** START OF Dataset excerpts **

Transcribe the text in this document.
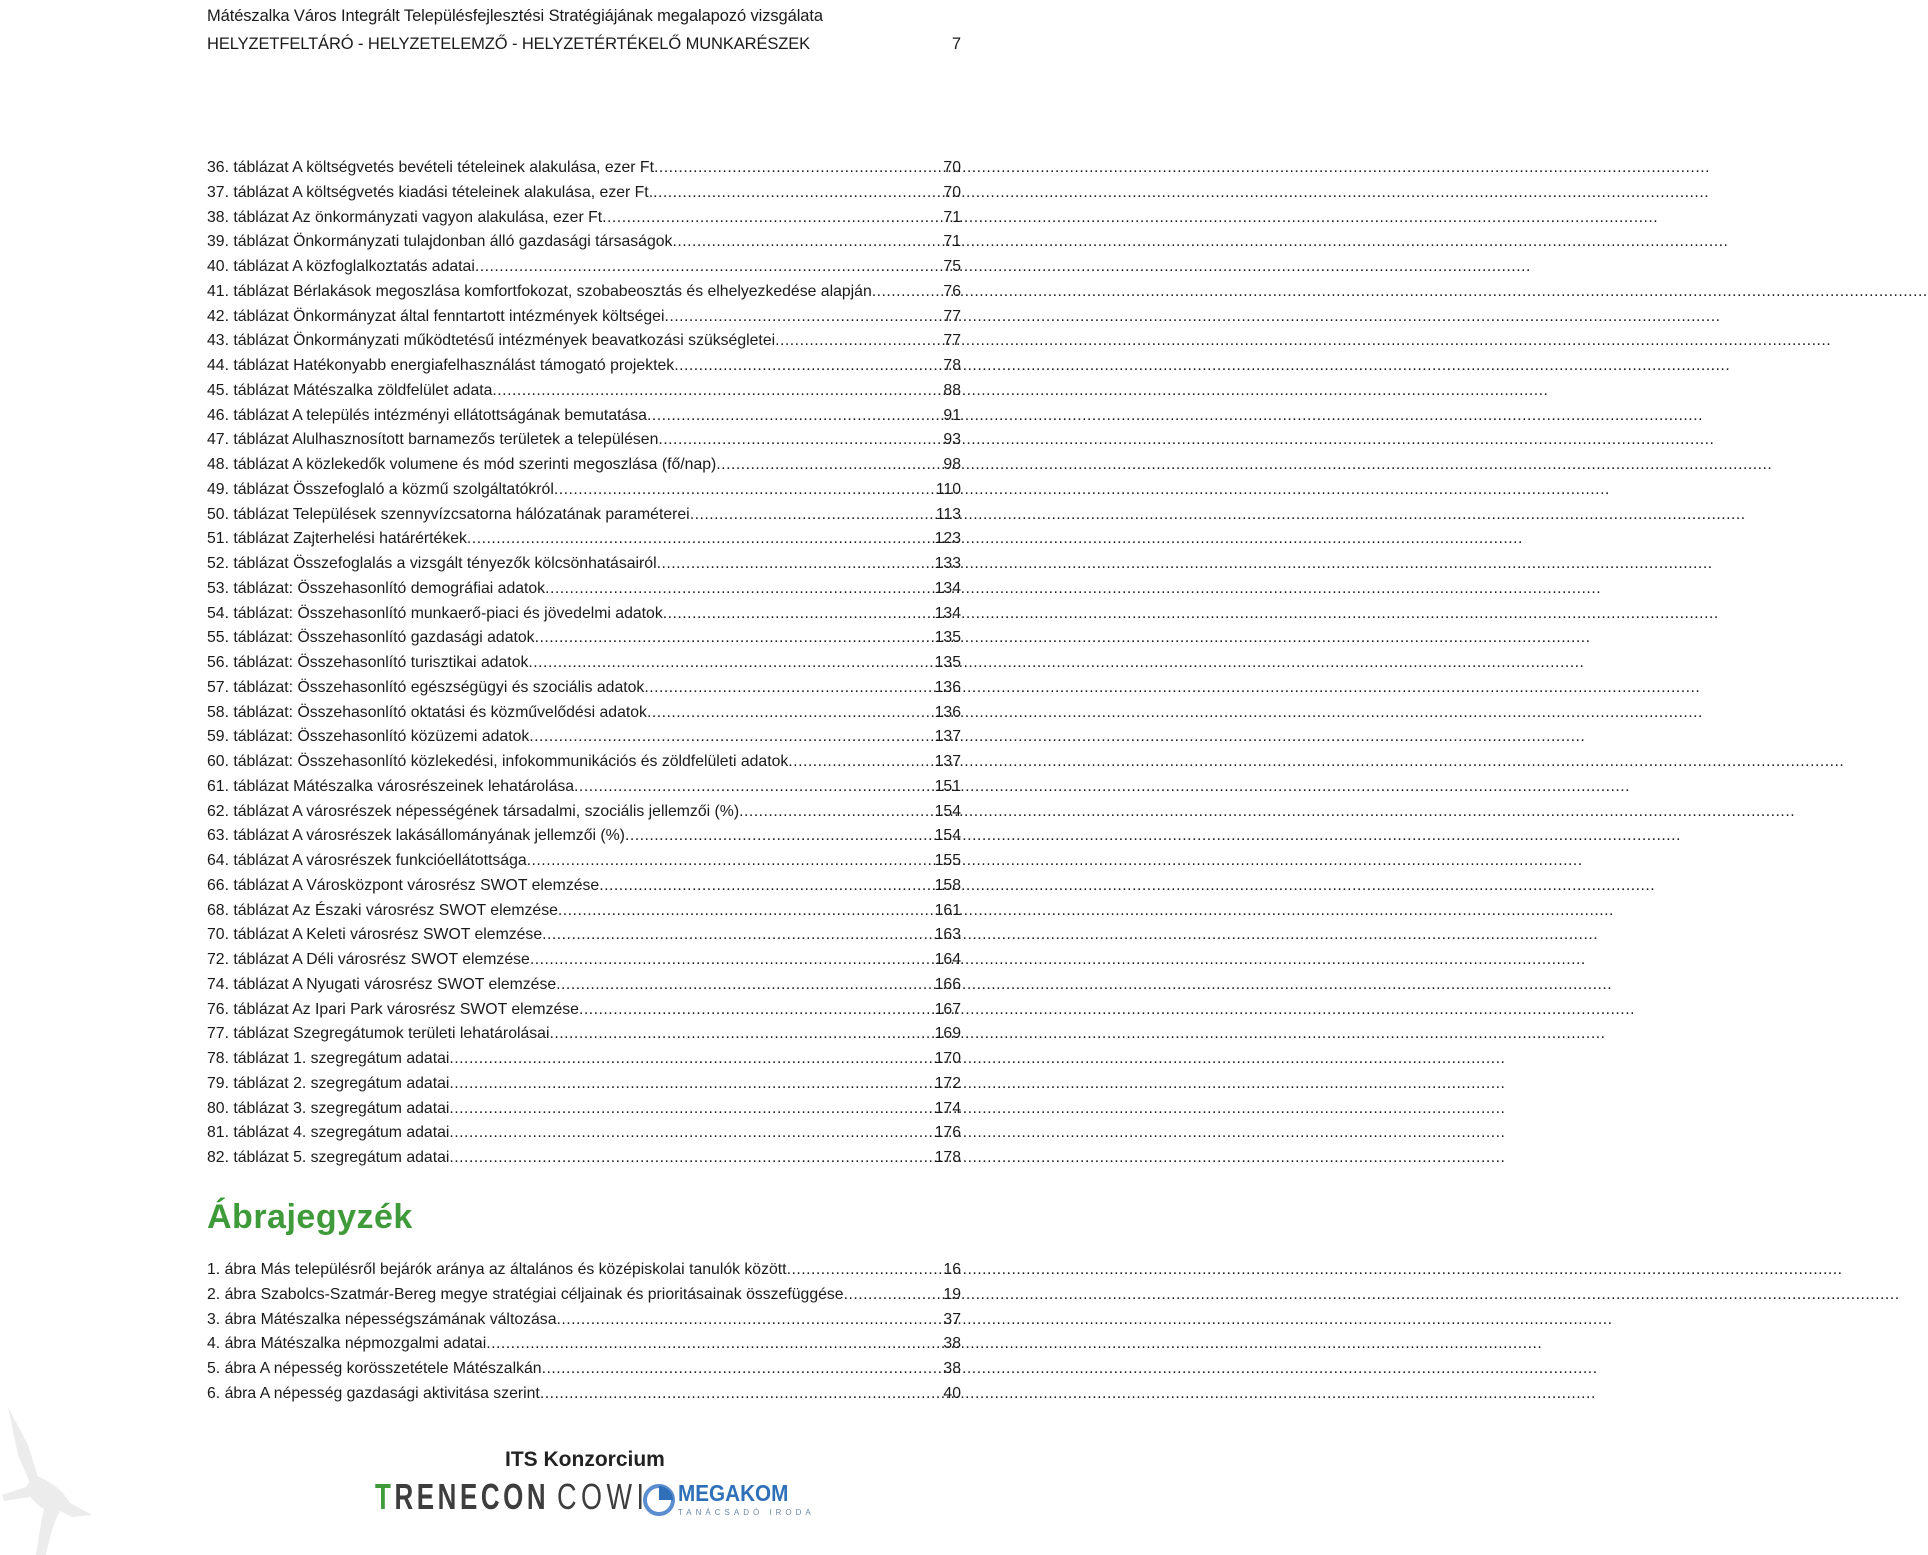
Mátészalka Város Integrált Településfejlesztési Stratégiájának megalapozó vizsgálata
HELYZETFELTÁRÓ - HELYZETELEMZŐ - HELYZETÉRTÉKELŐ MUNKARÉSZEK	7
36. táblázat A költségvetés bevételi tételeinek alakulása, ezer Ft .....	70
37. táblázat A költségvetés kiadási tételeinek alakulása, ezer Ft. .....	70
38. táblázat Az önkormányzati vagyon alakulása, ezer Ft .....	71
39. táblázat Önkormányzati tulajdonban álló gazdasági társaságok .....	71
40. táblázat A közfoglalkoztatás adatai .....	75
41. táblázat Bérlakások megoszlása komfortfokozat, szobabeosztás és elhelyezkedése alapján .....	76
42. táblázat Önkormányzat által fenntartott intézmények költségei .....	77
43. táblázat Önkormányzati működtetésű intézmények beavatkozási szükségletei .....	77
44. táblázat Hatékonyabb energiafelhasználást támogató projektek .....	78
45. táblázat Mátészalka zöldfelület adata .....	88
46. táblázat A település intézményi ellátottságának bemutatása .....	91
47. táblázat Alulhasznosított barnamezős területek a településen .....	93
48. táblázat A közlekedők volumene és mód szerinti megoszlása (fő/nap) .....	98
49. táblázat Összefoglaló a közmű szolgáltatókról .....	110
50. táblázat Települések szennyvízcsatorna hálózatának paraméterei .....	113
51. táblázat Zajterhelési határértékek .....	123
52. táblázat Összefoglalás a vizsgált tényezők kölcsönhatásairól .....	133
53. táblázat: Összehasonlító demográfiai adatok .....	134
54. táblázat: Összehasonlító munkaerő-piaci és jövedelmi adatok .....	134
55. táblázat: Összehasonlító gazdasági adatok .....	135
56. táblázat: Összehasonlító turisztikai adatok .....	135
57. táblázat: Összehasonlító egészségügyi és szociális adatok .....	136
58. táblázat: Összehasonlító oktatási és közművelődési adatok .....	136
59. táblázat: Összehasonlító közüzemi adatok .....	137
60. táblázat: Összehasonlító közlekedési, infokommunikációs és zöldfelületi adatok .....	137
61. táblázat Mátészalka városrészeinek lehatárolása .....	151
62. táblázat A városrészek népességének társadalmi, szociális jellemzői (%) .....	154
63. táblázat A városrészek lakásállományának jellemzői (%) .....	154
64. táblázat A városrészek funkcióellátottsága .....	155
66. táblázat A Városközpont városrész SWOT elemzése .....	158
68. táblázat Az Északi városrész SWOT elemzése .....	161
70. táblázat A Keleti városrész SWOT elemzése .....	163
72. táblázat A Déli városrész SWOT elemzése .....	164
74. táblázat A Nyugati városrész SWOT elemzése .....	166
76. táblázat Az Ipari Park városrész SWOT elemzése .....	167
77. táblázat Szegregátumok területi lehatárolásai .....	169
78. táblázat 1. szegregátum adatai .....	170
79. táblázat 2. szegregátum adatai .....	172
80. táblázat 3. szegregátum adatai .....	174
81. táblázat 4. szegregátum adatai .....	176
82. táblázat 5. szegregátum adatai .....	178
Ábrajegyzék
1. ábra Más településről bejárók aránya az általános és középiskolai tanulók között .....	16
2. ábra Szabolcs-Szatmár-Bereg megye stratégiai céljainak és prioritásainak összefüggése .....	19
3. ábra Mátészalka népességszámának változása .....	37
4. ábra Mátészalka népmozgalmi adatai .....	38
5. ábra A népesség korösszetétele Mátészalkán .....	38
6. ábra A népesség gazdasági aktivitása szerint .....	40
ITS Konzorcium
TRENECON COWI MEGAKOM
TANÁCSADÓ IRODA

** END OF Dataset excerpts **

Of the lines in the material, how many hold the word "ezer"? Reply with the number only.

3